▶ [What the task requires] Write out all of the lines below, exactly and completely.

— BEGIN Records for this task —

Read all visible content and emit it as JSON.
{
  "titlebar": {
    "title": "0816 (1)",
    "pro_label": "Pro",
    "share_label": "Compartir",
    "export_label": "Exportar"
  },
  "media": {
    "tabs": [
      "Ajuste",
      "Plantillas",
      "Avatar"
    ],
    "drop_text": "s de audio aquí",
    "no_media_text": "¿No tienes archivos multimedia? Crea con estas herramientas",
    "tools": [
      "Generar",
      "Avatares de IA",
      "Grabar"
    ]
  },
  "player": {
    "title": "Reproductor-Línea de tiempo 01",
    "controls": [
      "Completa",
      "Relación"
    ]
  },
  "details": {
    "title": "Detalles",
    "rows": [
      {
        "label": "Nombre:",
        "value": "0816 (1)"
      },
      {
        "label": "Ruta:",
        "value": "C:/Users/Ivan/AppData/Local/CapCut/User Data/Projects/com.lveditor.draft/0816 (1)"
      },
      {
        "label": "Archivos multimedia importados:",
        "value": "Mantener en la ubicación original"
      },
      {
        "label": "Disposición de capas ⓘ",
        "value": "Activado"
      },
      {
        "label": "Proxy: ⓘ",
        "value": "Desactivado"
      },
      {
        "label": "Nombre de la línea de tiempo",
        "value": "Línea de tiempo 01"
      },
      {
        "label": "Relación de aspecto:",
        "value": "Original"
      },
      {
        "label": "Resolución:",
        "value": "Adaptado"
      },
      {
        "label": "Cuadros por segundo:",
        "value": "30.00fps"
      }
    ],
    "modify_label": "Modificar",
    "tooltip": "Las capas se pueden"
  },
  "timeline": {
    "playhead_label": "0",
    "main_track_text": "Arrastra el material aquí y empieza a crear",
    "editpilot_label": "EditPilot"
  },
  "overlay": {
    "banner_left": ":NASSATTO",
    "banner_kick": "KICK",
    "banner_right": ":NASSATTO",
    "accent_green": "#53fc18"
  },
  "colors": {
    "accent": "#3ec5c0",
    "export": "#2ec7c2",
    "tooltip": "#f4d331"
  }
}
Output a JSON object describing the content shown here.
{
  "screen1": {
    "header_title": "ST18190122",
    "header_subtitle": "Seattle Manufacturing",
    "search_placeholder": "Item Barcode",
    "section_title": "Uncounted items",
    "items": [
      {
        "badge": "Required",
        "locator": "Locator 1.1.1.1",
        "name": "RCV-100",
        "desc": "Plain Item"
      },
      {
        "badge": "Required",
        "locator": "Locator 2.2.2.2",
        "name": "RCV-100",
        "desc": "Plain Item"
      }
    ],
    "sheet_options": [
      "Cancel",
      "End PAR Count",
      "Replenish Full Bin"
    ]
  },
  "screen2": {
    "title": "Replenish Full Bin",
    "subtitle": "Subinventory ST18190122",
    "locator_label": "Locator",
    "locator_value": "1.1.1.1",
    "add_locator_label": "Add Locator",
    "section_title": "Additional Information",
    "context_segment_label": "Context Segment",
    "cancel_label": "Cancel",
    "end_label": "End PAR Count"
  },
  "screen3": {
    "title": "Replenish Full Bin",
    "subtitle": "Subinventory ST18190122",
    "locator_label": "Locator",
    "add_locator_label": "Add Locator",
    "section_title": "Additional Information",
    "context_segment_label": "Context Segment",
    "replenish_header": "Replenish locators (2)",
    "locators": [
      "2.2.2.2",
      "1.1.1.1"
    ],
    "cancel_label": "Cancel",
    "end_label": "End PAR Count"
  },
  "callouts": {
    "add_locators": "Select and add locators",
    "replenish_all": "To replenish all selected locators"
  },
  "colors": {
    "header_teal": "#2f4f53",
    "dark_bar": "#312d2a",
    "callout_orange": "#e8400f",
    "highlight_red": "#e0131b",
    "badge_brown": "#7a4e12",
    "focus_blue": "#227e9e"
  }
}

— END Records for this task —

▶ [Finished answer]
Read all visible content and emit it as JSON.
{
  "titlebar": {
    "title": "0816 (1)",
    "pro_label": "Pro",
    "share_label": "Compartir",
    "export_label": "Exportar"
  },
  "media": {
    "tabs": [
      "Ajuste",
      "Plantillas",
      "Avatar"
    ],
    "drop_text": "s de audio aquí",
    "no_media_text": "¿No tienes archivos multimedia? Crea con estas herramientas",
    "tools": [
      "Generar",
      "Avatares de IA",
      "Grabar"
    ]
  },
  "player": {
    "title": "Reproductor-Línea de tiempo 01",
    "controls": [
      "Completa",
      "Relación"
    ]
  },
  "details": {
    "title": "Detalles",
    "rows": [
      {
        "label": "Nombre:",
        "value": "0816 (1)"
      },
      {
        "label": "Ruta:",
        "value": "C:/Users/Ivan/AppData/Local/CapCut/User Data/Projects/com.lveditor.draft/0816 (1)"
      },
      {
        "label": "Archivos multimedia importados:",
        "value": "Mantener en la ubicación original"
      },
      {
        "label": "Disposición de capas ⓘ",
        "value": "Activado"
      },
      {
        "label": "Proxy: ⓘ",
        "value": "Desactivado"
      },
      {
        "label": "Nombre de la línea de tiempo",
        "value": "Línea de tiempo 01"
      },
      {
        "label": "Relación de aspecto:",
        "value": "Original"
      },
      {
        "label": "Resolución:",
        "value": "Adaptado"
      },
      {
        "label": "Cuadros por segundo:",
        "value": "30.00fps"
      }
    ],
    "modify_label": "Modificar",
    "tooltip": "Las capas se pueden"
  },
  "timeline": {
    "playhead_label": "0",
    "main_track_text": "Arrastra el material aquí y empieza a crear",
    "editpilot_label": "EditPilot"
  },
  "overlay": {
    "banner_left": ":NASSATTO",
    "banner_kick": "KICK",
    "banner_right": ":NASSATTO",
    "accent_green": "#53fc18"
  },
  "colors": {
    "accent": "#3ec5c0",
    "export": "#2ec7c2",
    "tooltip": "#f4d331"
  }
}
Output a JSON object describing the content shown here.
{
  "screen1": {
    "header_title": "ST18190122",
    "header_subtitle": "Seattle Manufacturing",
    "search_placeholder": "Item Barcode",
    "section_title": "Uncounted items",
    "items": [
      {
        "badge": "Required",
        "locator": "Locator 1.1.1.1",
        "name": "RCV-100",
        "desc": "Plain Item"
      },
      {
        "badge": "Required",
        "locator": "Locator 2.2.2.2",
        "name": "RCV-100",
        "desc": "Plain Item"
      }
    ],
    "sheet_options": [
      "Cancel",
      "End PAR Count",
      "Replenish Full Bin"
    ]
  },
  "screen2": {
    "title": "Replenish Full Bin",
    "subtitle": "Subinventory ST18190122",
    "locator_label": "Locator",
    "locator_value": "1.1.1.1",
    "add_locator_label": "Add Locator",
    "section_title": "Additional Information",
    "context_segment_label": "Context Segment",
    "cancel_label": "Cancel",
    "end_label": "End PAR Count"
  },
  "screen3": {
    "title": "Replenish Full Bin",
    "subtitle": "Subinventory ST18190122",
    "locator_label": "Locator",
    "add_locator_label": "Add Locator",
    "section_title": "Additional Information",
    "context_segment_label": "Context Segment",
    "replenish_header": "Replenish locators (2)",
    "locators": [
      "2.2.2.2",
      "1.1.1.1"
    ],
    "cancel_label": "Cancel",
    "end_label": "End PAR Count"
  },
  "callouts": {
    "add_locators": "Select and add locators",
    "replenish_all": "To replenish all selected locators"
  },
  "colors": {
    "header_teal": "#2f4f53",
    "dark_bar": "#312d2a",
    "callout_orange": "#e8400f",
    "highlight_red": "#e0131b",
    "badge_brown": "#7a4e12",
    "focus_blue": "#227e9e"
  }
}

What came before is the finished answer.